*PROBLEM REQUIREMENTS*
What number of lines hold the word "PERC"? State that number and nothing besides.

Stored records
-- start --
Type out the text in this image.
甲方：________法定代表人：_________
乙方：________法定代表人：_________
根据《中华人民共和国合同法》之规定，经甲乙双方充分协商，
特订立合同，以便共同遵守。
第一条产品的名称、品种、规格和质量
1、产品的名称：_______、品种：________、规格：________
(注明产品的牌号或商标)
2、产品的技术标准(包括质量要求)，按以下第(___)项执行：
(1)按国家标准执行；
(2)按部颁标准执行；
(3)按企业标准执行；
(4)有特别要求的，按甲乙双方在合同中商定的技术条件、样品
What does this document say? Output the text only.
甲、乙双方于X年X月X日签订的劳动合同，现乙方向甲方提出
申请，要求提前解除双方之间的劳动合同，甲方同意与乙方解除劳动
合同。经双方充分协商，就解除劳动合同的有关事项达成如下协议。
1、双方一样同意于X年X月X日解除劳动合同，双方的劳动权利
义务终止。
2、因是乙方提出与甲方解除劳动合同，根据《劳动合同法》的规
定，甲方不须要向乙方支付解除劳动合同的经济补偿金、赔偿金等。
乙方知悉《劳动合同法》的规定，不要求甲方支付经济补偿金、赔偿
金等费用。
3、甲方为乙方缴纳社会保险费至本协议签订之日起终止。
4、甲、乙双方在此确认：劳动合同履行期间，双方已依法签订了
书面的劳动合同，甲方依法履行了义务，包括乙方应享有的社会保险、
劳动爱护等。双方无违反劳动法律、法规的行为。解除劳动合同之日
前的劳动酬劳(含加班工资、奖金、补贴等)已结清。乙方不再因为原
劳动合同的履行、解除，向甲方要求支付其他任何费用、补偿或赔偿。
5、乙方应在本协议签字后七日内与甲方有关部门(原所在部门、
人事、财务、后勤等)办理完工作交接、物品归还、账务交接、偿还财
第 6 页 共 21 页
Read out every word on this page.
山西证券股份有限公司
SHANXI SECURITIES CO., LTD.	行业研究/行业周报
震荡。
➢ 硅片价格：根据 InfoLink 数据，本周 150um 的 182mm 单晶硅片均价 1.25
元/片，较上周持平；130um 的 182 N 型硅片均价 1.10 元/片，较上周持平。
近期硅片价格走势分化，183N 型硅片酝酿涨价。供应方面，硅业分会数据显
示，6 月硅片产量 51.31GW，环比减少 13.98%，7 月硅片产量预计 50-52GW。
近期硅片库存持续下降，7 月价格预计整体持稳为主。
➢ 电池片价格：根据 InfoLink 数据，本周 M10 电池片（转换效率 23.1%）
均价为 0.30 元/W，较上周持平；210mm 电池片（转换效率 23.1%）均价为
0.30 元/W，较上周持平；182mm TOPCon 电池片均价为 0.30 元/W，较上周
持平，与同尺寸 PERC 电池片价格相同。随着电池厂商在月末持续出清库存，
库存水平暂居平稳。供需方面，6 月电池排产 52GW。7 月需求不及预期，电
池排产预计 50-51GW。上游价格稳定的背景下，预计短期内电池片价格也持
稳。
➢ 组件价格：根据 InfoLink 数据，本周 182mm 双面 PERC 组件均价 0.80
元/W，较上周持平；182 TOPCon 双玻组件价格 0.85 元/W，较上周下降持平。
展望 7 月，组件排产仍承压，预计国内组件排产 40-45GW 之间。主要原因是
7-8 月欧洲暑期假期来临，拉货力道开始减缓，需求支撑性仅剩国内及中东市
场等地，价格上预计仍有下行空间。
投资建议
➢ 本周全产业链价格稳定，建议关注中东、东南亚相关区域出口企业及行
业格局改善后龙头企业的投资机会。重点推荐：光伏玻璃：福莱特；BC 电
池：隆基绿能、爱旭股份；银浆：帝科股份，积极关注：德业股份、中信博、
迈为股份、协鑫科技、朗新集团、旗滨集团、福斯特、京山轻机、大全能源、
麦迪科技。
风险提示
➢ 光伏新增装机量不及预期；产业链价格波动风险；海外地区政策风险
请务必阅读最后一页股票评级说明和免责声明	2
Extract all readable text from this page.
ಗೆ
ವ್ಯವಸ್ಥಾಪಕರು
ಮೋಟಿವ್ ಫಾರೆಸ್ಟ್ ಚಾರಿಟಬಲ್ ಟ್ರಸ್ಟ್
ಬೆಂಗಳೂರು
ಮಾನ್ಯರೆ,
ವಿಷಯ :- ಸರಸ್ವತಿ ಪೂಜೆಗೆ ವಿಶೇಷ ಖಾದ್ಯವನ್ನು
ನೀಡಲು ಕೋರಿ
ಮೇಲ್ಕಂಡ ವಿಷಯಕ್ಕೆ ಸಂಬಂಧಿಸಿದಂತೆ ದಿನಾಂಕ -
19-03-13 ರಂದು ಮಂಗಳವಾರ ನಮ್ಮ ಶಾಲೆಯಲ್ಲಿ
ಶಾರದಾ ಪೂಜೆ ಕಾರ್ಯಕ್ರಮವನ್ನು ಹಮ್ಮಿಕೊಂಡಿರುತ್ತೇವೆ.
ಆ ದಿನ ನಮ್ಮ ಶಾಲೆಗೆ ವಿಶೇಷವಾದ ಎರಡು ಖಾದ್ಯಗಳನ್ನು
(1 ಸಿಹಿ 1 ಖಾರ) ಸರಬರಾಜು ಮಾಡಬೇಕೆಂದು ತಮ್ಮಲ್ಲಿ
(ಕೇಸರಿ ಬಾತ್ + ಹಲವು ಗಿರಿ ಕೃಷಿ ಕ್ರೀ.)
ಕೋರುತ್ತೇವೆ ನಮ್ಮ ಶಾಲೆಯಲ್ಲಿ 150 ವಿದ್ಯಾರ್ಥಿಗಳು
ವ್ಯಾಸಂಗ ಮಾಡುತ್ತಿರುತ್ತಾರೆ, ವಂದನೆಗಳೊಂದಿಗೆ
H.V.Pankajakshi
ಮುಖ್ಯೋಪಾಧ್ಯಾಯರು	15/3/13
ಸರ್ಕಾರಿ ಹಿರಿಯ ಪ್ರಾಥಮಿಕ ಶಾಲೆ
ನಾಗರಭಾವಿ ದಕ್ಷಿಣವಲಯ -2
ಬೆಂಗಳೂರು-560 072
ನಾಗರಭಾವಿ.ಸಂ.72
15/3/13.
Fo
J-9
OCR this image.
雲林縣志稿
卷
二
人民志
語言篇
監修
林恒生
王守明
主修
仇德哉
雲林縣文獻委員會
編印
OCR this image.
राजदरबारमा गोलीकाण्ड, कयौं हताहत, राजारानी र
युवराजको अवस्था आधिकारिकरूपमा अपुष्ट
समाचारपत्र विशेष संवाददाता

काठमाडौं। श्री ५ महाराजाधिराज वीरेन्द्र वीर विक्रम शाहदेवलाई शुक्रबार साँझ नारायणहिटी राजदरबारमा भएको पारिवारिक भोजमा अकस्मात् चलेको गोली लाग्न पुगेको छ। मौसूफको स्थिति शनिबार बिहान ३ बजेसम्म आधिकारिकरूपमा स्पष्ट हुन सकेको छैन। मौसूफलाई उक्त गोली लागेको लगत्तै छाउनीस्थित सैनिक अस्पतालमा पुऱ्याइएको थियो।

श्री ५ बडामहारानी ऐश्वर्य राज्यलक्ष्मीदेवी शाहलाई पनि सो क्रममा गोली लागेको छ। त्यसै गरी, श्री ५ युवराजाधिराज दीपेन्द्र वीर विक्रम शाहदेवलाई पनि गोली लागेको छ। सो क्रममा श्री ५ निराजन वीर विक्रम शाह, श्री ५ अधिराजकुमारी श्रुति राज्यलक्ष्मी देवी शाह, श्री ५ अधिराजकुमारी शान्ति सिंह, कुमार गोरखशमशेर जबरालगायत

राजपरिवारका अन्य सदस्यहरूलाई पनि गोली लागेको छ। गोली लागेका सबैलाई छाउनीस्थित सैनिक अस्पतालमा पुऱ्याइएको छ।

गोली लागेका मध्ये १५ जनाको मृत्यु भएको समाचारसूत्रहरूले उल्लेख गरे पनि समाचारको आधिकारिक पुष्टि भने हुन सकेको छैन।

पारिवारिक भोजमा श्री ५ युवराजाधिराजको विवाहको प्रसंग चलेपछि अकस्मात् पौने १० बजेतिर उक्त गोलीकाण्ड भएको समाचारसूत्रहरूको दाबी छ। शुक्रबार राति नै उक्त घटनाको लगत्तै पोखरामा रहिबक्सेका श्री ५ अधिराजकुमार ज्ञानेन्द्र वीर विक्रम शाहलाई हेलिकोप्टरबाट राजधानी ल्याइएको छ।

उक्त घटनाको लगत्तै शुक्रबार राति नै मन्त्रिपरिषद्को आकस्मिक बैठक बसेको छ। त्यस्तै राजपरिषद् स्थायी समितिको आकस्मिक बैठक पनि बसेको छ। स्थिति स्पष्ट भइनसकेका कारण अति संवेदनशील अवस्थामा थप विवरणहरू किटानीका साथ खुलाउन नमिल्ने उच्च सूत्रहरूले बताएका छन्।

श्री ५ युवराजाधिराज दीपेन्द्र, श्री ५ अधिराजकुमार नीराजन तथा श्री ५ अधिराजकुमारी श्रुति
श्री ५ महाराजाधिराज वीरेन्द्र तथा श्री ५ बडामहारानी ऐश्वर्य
-- end --
*OUTPUT FOR THIS EXERCISE*
2